[Dataset records]
-------

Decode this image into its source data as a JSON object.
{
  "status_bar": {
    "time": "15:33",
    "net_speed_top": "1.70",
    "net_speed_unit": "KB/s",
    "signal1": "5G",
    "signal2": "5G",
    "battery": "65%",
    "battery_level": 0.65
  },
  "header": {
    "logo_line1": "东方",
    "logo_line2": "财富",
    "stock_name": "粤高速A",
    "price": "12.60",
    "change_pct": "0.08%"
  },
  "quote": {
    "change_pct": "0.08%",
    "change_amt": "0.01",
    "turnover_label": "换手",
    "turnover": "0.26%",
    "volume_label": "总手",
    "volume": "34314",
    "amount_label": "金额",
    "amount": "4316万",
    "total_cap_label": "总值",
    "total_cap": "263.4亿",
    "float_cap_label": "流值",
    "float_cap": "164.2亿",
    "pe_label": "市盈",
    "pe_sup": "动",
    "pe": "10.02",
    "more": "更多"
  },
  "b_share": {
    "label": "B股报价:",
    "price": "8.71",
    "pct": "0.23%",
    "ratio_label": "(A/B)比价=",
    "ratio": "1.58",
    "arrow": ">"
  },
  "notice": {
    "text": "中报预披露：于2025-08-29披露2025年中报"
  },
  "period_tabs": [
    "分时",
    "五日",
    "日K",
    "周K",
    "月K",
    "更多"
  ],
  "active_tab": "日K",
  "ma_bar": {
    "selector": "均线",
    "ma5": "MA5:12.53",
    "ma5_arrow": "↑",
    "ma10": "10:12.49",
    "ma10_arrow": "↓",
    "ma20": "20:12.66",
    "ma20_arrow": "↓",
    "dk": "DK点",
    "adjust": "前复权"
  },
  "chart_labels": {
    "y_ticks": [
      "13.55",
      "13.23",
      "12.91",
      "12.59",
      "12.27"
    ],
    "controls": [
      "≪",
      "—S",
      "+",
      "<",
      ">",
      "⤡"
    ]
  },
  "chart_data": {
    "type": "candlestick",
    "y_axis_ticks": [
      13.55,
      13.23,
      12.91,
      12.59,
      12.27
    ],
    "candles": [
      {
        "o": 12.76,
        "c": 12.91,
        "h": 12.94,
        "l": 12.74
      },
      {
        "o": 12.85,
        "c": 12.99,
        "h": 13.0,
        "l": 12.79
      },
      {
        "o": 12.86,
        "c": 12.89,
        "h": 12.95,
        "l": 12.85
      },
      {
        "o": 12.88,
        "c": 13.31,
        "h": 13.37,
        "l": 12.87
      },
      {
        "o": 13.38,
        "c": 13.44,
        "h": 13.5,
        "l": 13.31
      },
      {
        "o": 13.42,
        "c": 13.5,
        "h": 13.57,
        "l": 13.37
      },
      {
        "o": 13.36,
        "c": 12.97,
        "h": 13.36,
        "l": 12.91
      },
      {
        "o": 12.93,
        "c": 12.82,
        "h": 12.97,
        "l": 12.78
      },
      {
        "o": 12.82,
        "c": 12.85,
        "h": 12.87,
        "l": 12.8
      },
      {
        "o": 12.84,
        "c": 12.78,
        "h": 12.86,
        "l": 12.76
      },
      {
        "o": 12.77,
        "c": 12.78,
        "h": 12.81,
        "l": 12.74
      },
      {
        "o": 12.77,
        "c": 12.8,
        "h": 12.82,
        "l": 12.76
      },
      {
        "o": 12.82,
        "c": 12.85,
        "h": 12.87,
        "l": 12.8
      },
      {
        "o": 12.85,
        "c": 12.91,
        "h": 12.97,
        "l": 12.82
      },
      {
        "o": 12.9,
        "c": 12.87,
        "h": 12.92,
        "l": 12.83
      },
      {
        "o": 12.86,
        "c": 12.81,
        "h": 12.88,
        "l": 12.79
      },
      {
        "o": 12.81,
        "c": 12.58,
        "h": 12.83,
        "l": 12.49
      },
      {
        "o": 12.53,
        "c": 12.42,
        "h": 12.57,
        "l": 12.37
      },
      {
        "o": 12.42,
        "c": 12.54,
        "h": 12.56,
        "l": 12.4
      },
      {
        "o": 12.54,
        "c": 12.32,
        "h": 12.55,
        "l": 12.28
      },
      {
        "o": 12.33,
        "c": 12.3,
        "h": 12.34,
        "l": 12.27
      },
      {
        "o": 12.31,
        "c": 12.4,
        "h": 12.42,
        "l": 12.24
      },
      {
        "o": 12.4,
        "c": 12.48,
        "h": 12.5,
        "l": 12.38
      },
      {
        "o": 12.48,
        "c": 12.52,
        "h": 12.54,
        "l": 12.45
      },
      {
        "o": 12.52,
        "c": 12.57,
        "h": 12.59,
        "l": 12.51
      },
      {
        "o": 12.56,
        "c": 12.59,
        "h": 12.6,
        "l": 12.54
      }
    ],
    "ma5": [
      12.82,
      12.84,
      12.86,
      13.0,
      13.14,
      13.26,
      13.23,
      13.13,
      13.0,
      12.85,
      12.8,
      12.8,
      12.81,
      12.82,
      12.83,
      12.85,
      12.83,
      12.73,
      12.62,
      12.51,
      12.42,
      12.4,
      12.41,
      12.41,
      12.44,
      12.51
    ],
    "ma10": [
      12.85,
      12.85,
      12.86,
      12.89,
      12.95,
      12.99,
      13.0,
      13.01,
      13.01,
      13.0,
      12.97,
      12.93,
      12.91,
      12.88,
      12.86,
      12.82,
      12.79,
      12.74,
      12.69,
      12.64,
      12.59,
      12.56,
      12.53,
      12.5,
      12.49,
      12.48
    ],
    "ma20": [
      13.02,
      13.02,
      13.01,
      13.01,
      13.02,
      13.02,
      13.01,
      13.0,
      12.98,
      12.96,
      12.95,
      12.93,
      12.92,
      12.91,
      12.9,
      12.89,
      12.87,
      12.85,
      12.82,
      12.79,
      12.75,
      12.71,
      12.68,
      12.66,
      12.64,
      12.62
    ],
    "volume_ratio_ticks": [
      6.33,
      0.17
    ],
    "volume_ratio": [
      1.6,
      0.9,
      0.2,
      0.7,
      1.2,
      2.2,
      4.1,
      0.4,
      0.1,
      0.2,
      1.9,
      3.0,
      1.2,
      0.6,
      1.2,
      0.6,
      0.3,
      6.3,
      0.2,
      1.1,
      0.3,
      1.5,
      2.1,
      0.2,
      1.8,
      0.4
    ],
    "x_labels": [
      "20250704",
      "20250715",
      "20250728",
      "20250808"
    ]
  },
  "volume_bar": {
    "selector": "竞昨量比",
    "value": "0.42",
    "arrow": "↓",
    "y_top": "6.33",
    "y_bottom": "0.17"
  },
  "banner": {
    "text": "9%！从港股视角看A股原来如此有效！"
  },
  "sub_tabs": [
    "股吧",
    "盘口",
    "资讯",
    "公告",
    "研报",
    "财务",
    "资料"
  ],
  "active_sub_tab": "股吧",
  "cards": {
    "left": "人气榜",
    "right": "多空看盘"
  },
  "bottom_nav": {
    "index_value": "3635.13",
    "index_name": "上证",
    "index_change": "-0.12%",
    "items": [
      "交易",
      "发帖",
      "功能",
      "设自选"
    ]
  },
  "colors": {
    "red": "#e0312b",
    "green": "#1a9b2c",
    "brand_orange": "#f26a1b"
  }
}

-------

■ Problem to solve: Transcribe all of the lines in the records precisely.

■ Response:
Decode this image into its source data as a JSON object.
{
  "status_bar": {
    "time": "15:33",
    "net_speed_top": "1.70",
    "net_speed_unit": "KB/s",
    "signal1": "5G",
    "signal2": "5G",
    "battery": "65%",
    "battery_level": 0.65
  },
  "header": {
    "logo_line1": "东方",
    "logo_line2": "财富",
    "stock_name": "粤高速A",
    "price": "12.60",
    "change_pct": "0.08%"
  },
  "quote": {
    "change_pct": "0.08%",
    "change_amt": "0.01",
    "turnover_label": "换手",
    "turnover": "0.26%",
    "volume_label": "总手",
    "volume": "34314",
    "amount_label": "金额",
    "amount": "4316万",
    "total_cap_label": "总值",
    "total_cap": "263.4亿",
    "float_cap_label": "流值",
    "float_cap": "164.2亿",
    "pe_label": "市盈",
    "pe_sup": "动",
    "pe": "10.02",
    "more": "更多"
  },
  "b_share": {
    "label": "B股报价:",
    "price": "8.71",
    "pct": "0.23%",
    "ratio_label": "(A/B)比价=",
    "ratio": "1.58",
    "arrow": ">"
  },
  "notice": {
    "text": "中报预披露：于2025-08-29披露2025年中报"
  },
  "period_tabs": [
    "分时",
    "五日",
    "日K",
    "周K",
    "月K",
    "更多"
  ],
  "active_tab": "日K",
  "ma_bar": {
    "selector": "均线",
    "ma5": "MA5:12.53",
    "ma5_arrow": "↑",
    "ma10": "10:12.49",
    "ma10_arrow": "↓",
    "ma20": "20:12.66",
    "ma20_arrow": "↓",
    "dk": "DK点",
    "adjust": "前复权"
  },
  "chart_labels": {
    "y_ticks": [
      "13.55",
      "13.23",
      "12.91",
      "12.59",
      "12.27"
    ],
    "controls": [
      "≪",
      "—S",
      "+",
      "<",
      ">",
      "⤡"
    ]
  },
  "chart_data": {
    "type": "candlestick",
    "y_axis_ticks": [
      13.55,
      13.23,
      12.91,
      12.59,
      12.27
    ],
    "candles": [
      {
        "o": 12.76,
        "c": 12.91,
        "h": 12.94,
        "l": 12.74
      },
      {
        "o": 12.85,
        "c": 12.99,
        "h": 13.0,
        "l": 12.79
      },
      {
        "o": 12.86,
        "c": 12.89,
        "h": 12.95,
        "l": 12.85
      },
      {
        "o": 12.88,
        "c": 13.31,
        "h": 13.37,
        "l": 12.87
      },
      {
        "o": 13.38,
        "c": 13.44,
        "h": 13.5,
        "l": 13.31
      },
      {
        "o": 13.42,
        "c": 13.5,
        "h": 13.57,
        "l": 13.37
      },
      {
        "o": 13.36,
        "c": 12.97,
        "h": 13.36,
        "l": 12.91
      },
      {
        "o": 12.93,
        "c": 12.82,
        "h": 12.97,
        "l": 12.78
      },
      {
        "o": 12.82,
        "c": 12.85,
        "h": 12.87,
        "l": 12.8
      },
      {
        "o": 12.84,
        "c": 12.78,
        "h": 12.86,
        "l": 12.76
      },
      {
        "o": 12.77,
        "c": 12.78,
        "h": 12.81,
        "l": 12.74
      },
      {
        "o": 12.77,
        "c": 12.8,
        "h": 12.82,
        "l": 12.76
      },
      {
        "o": 12.82,
        "c": 12.85,
        "h": 12.87,
        "l": 12.8
      },
      {
        "o": 12.85,
        "c": 12.91,
        "h": 12.97,
        "l": 12.82
      },
      {
        "o": 12.9,
        "c": 12.87,
        "h": 12.92,
        "l": 12.83
      },
      {
        "o": 12.86,
        "c": 12.81,
        "h": 12.88,
        "l": 12.79
      },
      {
        "o": 12.81,
        "c": 12.58,
        "h": 12.83,
        "l": 12.49
      },
      {
        "o": 12.53,
        "c": 12.42,
        "h": 12.57,
        "l": 12.37
      },
      {
        "o": 12.42,
        "c": 12.54,
        "h": 12.56,
        "l": 12.4
      },
      {
        "o": 12.54,
        "c": 12.32,
        "h": 12.55,
        "l": 12.28
      },
      {
        "o": 12.33,
        "c": 12.3,
        "h": 12.34,
        "l": 12.27
      },
      {
        "o": 12.31,
        "c": 12.4,
        "h": 12.42,
        "l": 12.24
      },
      {
        "o": 12.4,
        "c": 12.48,
        "h": 12.5,
        "l": 12.38
      },
      {
        "o": 12.48,
        "c": 12.52,
        "h": 12.54,
        "l": 12.45
      },
      {
        "o": 12.52,
        "c": 12.57,
        "h": 12.59,
        "l": 12.51
      },
      {
        "o": 12.56,
        "c": 12.59,
        "h": 12.6,
        "l": 12.54
      }
    ],
    "ma5": [
      12.82,
      12.84,
      12.86,
      13.0,
      13.14,
      13.26,
      13.23,
      13.13,
      13.0,
      12.85,
      12.8,
      12.8,
      12.81,
      12.82,
      12.83,
      12.85,
      12.83,
      12.73,
      12.62,
      12.51,
      12.42,
      12.4,
      12.41,
      12.41,
      12.44,
      12.51
    ],
    "ma10": [
      12.85,
      12.85,
      12.86,
      12.89,
      12.95,
      12.99,
      13.0,
      13.01,
      13.01,
      13.0,
      12.97,
      12.93,
      12.91,
      12.88,
      12.86,
      12.82,
      12.79,
      12.74,
      12.69,
      12.64,
      12.59,
      12.56,
      12.53,
      12.5,
      12.49,
      12.48
    ],
    "ma20": [
      13.02,
      13.02,
      13.01,
      13.01,
      13.02,
      13.02,
      13.01,
      13.0,
      12.98,
      12.96,
      12.95,
      12.93,
      12.92,
      12.91,
      12.9,
      12.89,
      12.87,
      12.85,
      12.82,
      12.79,
      12.75,
      12.71,
      12.68,
      12.66,
      12.64,
      12.62
    ],
    "volume_ratio_ticks": [
      6.33,
      0.17
    ],
    "volume_ratio": [
      1.6,
      0.9,
      0.2,
      0.7,
      1.2,
      2.2,
      4.1,
      0.4,
      0.1,
      0.2,
      1.9,
      3.0,
      1.2,
      0.6,
      1.2,
      0.6,
      0.3,
      6.3,
      0.2,
      1.1,
      0.3,
      1.5,
      2.1,
      0.2,
      1.8,
      0.4
    ],
    "x_labels": [
      "20250704",
      "20250715",
      "20250728",
      "20250808"
    ]
  },
  "volume_bar": {
    "selector": "竞昨量比",
    "value": "0.42",
    "arrow": "↓",
    "y_top": "6.33",
    "y_bottom": "0.17"
  },
  "banner": {
    "text": "9%！从港股视角看A股原来如此有效！"
  },
  "sub_tabs": [
    "股吧",
    "盘口",
    "资讯",
    "公告",
    "研报",
    "财务",
    "资料"
  ],
  "active_sub_tab": "股吧",
  "cards": {
    "left": "人气榜",
    "right": "多空看盘"
  },
  "bottom_nav": {
    "index_value": "3635.13",
    "index_name": "上证",
    "index_change": "-0.12%",
    "items": [
      "交易",
      "发帖",
      "功能",
      "设自选"
    ]
  },
  "colors": {
    "red": "#e0312b",
    "green": "#1a9b2c",
    "brand_orange": "#f26a1b"
  }
}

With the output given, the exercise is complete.